- Exercise goal
Extract all lines in the data that contain the word "Franziska".

- Dataset records
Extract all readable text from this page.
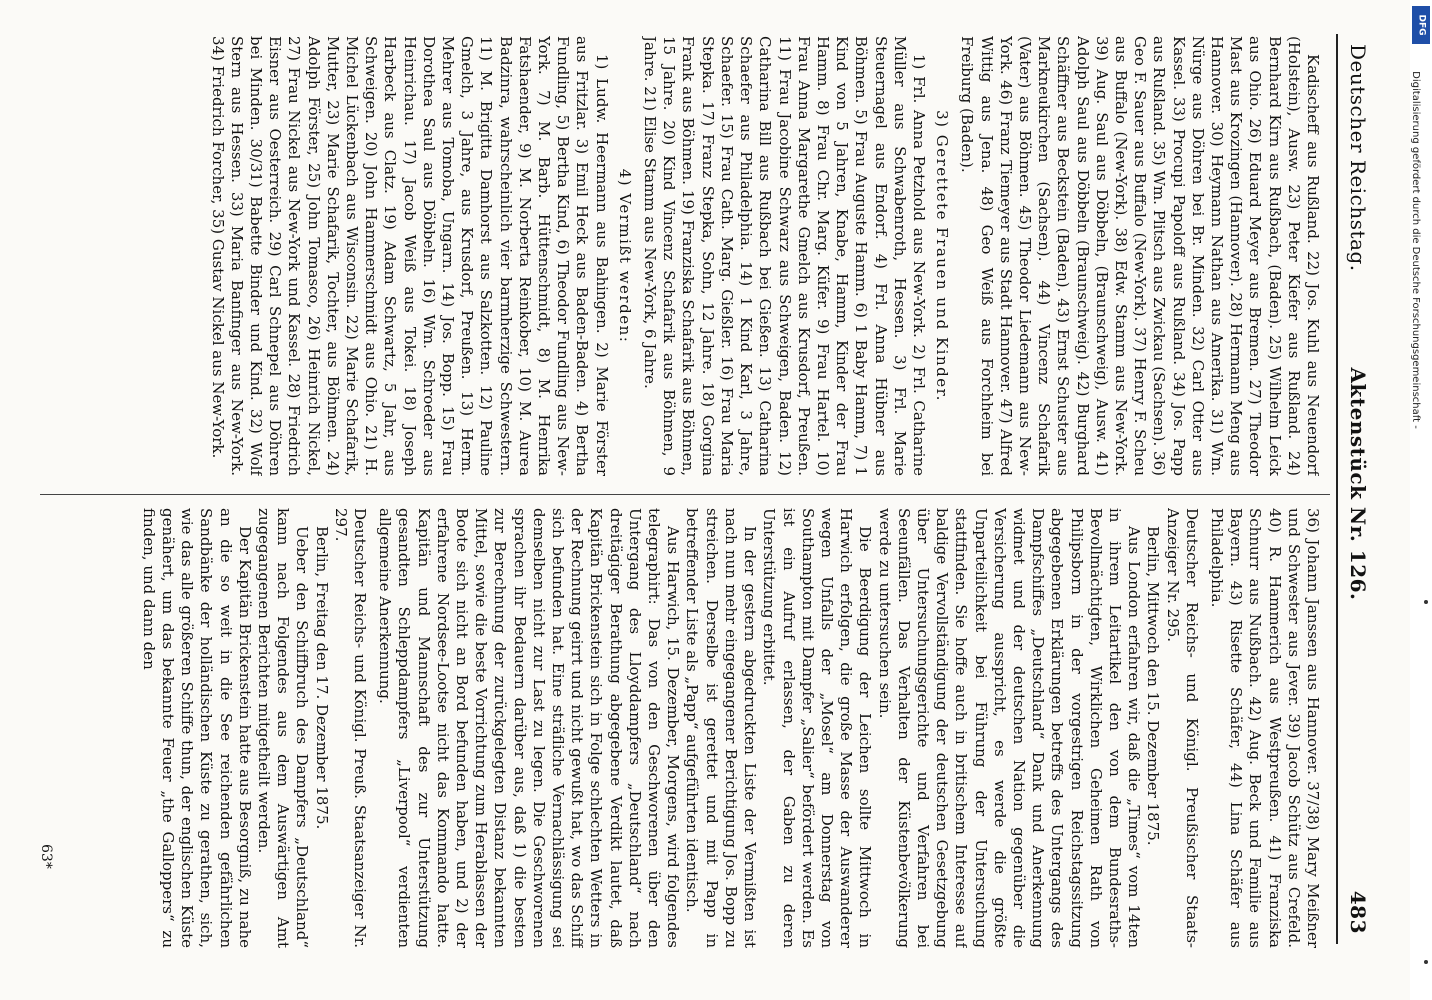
Deutscher Reichstag.
Aktenstück Nr. 126.
483

Kadischeff aus Rußland. 22) Jos. Kuhl aus Neuendorf (Holstein), Ausw. 23) Peter Kiefer aus Rußland. 24) Bernhard Kirn aus Rußbach, (Baden). 25) Wilhelm Leick aus Ohio. 26) Eduard Meyer aus Bremen. 27) Theodor Mast aus Krozingen (Hannover). 28) Hermann Meng aus Hannover. 30) Heymann Nathan aus Amerika. 31) Wm. Nürge aus Döhren bei Br. Minden. 32) Carl Otter aus Kassel. 33) Procupi Papoloff aus Rußland. 34) Jos. Papp aus Rußland. 35) Wm. Plitsch aus Zwickau (Sachsen). 36) Geo F. Sauer aus Buffalo (New-York). 37) Henry F. Scheu aus Buffalo (New-York). 38) Edw. Stamm aus New-York. 39) Aug. Saul aus Döbbeln, (Braunschweig), Ausw. 41) Adolph Saul aus Döbbeln (Braunschweig). 42) Burghard Schäffner aus Beckstein (Baden). 43) Ernst Schuster aus Markneukirchen (Sachsen). 44) Vincenz Schafarik (Vater) aus Böhmen. 45) Theodor Liedemann aus New-York. 46) Franz Tiemeyer aus Stadt Hannover. 47) Alfred Wittig aus Jena. 48) Geo Weiß aus Forchheim bei Freiburg (Baden).

3) Gerettete Frauen und Kinder.

1) Frl. Anna Petzhold aus New-York. 2) Frl. Catharine Müller aus Schwabenroth, Hessen. 3) Frl. Marie Steuernagel aus Endorf. 4) Frl. Anna Hübner aus Böhmen. 5) Frau Auguste Hamm. 6) 1 Baby Hamm, 7) 1 Kind von 5 Jahren, Knabe, Hamm, Kinder der Frau Hamm. 8) Frau Chr. Marg. Küfer. 9) Frau Hartel. 10) Frau Anna Margarethe Gmelch aus Krusdorf, Preußen. 11) Frau Jacobine Schwarz aus Schweigen, Baden. 12) Catharina Bill aus Rußbach bei Gießen. 13) Catharina Schaefer aus Philadelphia. 14) 1 Kind Karl, 3 Jahre, Schaefer. 15) Frau Cath. Marg. Gießler. 16) Frau Maria Stepka. 17) Franz Stepka, Sohn, 12 Jahre. 18) Gorgina Frank aus Böhmen. 19) Franziska Schafarik aus Böhmen, 15 Jahre. 20) Kind Vincenz Schafarik aus Böhmen, 9 Jahre. 21) Elise Stamm aus New-York, 6 Jahre.

4) Vermißt werden:

1) Ludw. Heermann aus Bahingen. 2) Marie Förster aus Fritzlar. 3) Emil Heck aus Baden-Baden. 4) Bertha Fundling, 5) Bertha Kind, 6) Theodor Fundling aus New-York. 7) M. Barb. Hüttenschmidt, 8) M. Henrika Fatshaender, 9) M. Norberta Reinkober, 10) M. Aurea Badzinra, wahrscheinlich vier barmherzige Schwestern. 11) M. Brigitta Damhorst aus Salzkotten. 12) Pauline Gmelch, 3 Jahre, aus Krusdorf, Preußen. 13) Herm. Mehrer aus Tomoba, Ungarn. 14) Jos. Bopp. 15) Frau Dorothea Saul aus Döbbeln. 16) Wm. Schroeder aus Heinrichau. 17) Jacob Weiß aus Tokei. 18) Joseph Harbeck aus Clatz. 19) Adam Schwartz, 5 Jahr, aus Schweigen. 20) John Hammerschmidt aus Ohio. 21) H. Michel Lückenbach aus Wisconsin. 22) Marie Schafarik, Mutter, 23) Marie Schafarik, Tochter, aus Böhmen. 24) Adolph Förster, 25) John Tomasco, 26) Heinrich Nickel, 27) Frau Nickel aus New-York und Kassel. 28) Friedrich Eisner aus Oesterreich. 29) Carl Schnepel aus Döhren bei Minden. 30/31) Babette Binder und Kind. 32) Wolf Stern aus Hessen. 33) Maria Banfinger aus New-York. 34) Friedrich Forcher, 35) Gustav Nickel aus New-York.

36) Johann Janssen aus Hannover. 37/38) Mary Meißner und Schwester aus Jever. 39) Jacob Schütz aus Crefeld. 40) R. Hammerich aus Westpreußen. 41) Franziska Schnurr aus Nußbach. 42) Aug. Beck und Familie aus Bayern. 43) Risette Schäfer, 44) Lina Schäfer aus Philadelphia.

Deutscher Reichs- und Königl. Preußischer Staats-Anzeiger Nr. 295.

Berlin, Mittwoch den 15. Dezember 1875.

Aus London erfahren wir, daß die „Times“ vom 14ten in ihrem Leitartikel den von dem Bundesraths-Bevollmächtigten, Wirklichen Geheimen Rath von Philipsborn in der vorgestrigen Reichstagssitzung abgegebenen Erklärungen betreffs des Untergangs des Dampfschiffes „Deutschland“ Dank und Anerkennung widmet und der deutschen Nation gegenüber die Versicherung ausspricht, es werde die größte Unparteilichkeit bei Führung der Untersuchung stattfinden. Sie hoffe auch in britischem Interesse auf baldige Vervollständigung der deutschen Gesetzgebung über Untersuchungsgerichte und Verfahren bei Seeunfällen. Das Verhalten der Küstenbevölkerung werde zu untersuchen sein.

Die Beerdigung der Leichen sollte Mittwoch in Harwich erfolgen, die große Masse der Auswanderer wegen Unfalls der „Mosel“ am Donnerstag von Southampton mit Dampfer „Salier“ befördert werden. Es ist ein Aufruf erlassen, der Gaben zu deren Unterstützung erbittet.

In der gestern abgedruckten Liste der Vermißten ist nach nun mehr eingegangener Berichtigung Jos. Bopp zu streichen. Derselbe ist gerettet und mit Papp in betreffender Liste als „Papp“ aufgeführten identisch.

Aus Harwich, 15. Dezember, Morgens, wird folgendes telegraphirt: Das von den Geschworenen über den Untergang des Lloyddampfers „Deutschland“ nach dreitägiger Berathung abgegebene Verdikt lautet, daß Kapitän Brickenstein sich in Folge schlechten Wetters in der Rechnung geirrt und nicht gewußt hat, wo das Schiff sich befunden hat. Eine sträfliche Vernachlässigung sei demselben nicht zur Last zu legen. Die Geschworenen sprachen ihr Bedauern darüber aus, daß 1) die besten zur Berechnung der zurückgelegten Distanz bekannten Mittel, sowie die beste Vorrichtung zum Herablassen der Boote sich nicht an Bord befunden haben, und 2) der erfahrene Nordsee-Lootse nicht das Kommando hatte. Kapitän und Mannschaft des zur Unterstützung gesandten Schleppdampfers „Liverpool“ verdienten allgemeine Anerkennung.

Deutscher Reichs- und Königl. Preuß. Staatsanzeiger Nr. 297.

Berlin, Freitag den 17. Dezember 1875.

Ueber den Schiffbruch des Dampfers „Deutschland“ kann nach Folgendes aus dem Auswärtigen Amt zugegangenen Berichten mitgetheilt werden.

Der Kapitän Brickenstein hatte aus Besorgniß, zu nahe an die so weit in die See reichenden gefährlichen Sandbänke der holländischen Küste zu gerathen, sich, wie das alle größeren Schiffe thun, der englischen Küste genähert, um das bekannte Feuer „the Galloppers“ zu finden, und dann den

63*
DFG
Digitalisierung gefördert durch die Deutsche Forschungsgemeinschaft -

- Answer below
1) Frl. Anna Petzhold aus New-York. 2) Frl. Catharine Müller aus Schwabenroth, Hessen. 3) Frl. Marie Steuernagel aus Endorf. 4) Frl. Anna Hübner aus Böhmen. 5) Frau Auguste Hamm. 6) 1 Baby Hamm, 7) 1 Kind von 5 Jahren, Knabe, Hamm, Kinder der Frau Hamm. 8) Frau Chr. Marg. Küfer. 9) Frau Hartel. 10) Frau Anna Margarethe Gmelch aus Krusdorf, Preußen. 11) Frau Jacobine Schwarz aus Schweigen, Baden. 12) Catharina Bill aus Rußbach bei Gießen. 13) Catharina Schaefer aus Philadelphia. 14) 1 Kind Karl, 3 Jahre, Schaefer. 15) Frau Cath. Marg. Gießler. 16) Frau Maria Stepka. 17) Franz Stepka, Sohn, 12 Jahre. 18) Gorgina Frank aus Böhmen. 19) Franziska Schafarik aus Böhmen, 15 Jahre. 20) Kind Vincenz Schafarik aus Böhmen, 9 Jahre. 21) Elise Stamm aus New-York, 6 Jahre.
36) Johann Janssen aus Hannover. 37/38) Mary Meißner und Schwester aus Jever. 39) Jacob Schütz aus Crefeld. 40) R. Hammerich aus Westpreußen. 41) Franziska Schnurr aus Nußbach. 42) Aug. Beck und Familie aus Bayern. 43) Risette Schäfer, 44) Lina Schäfer aus Philadelphia.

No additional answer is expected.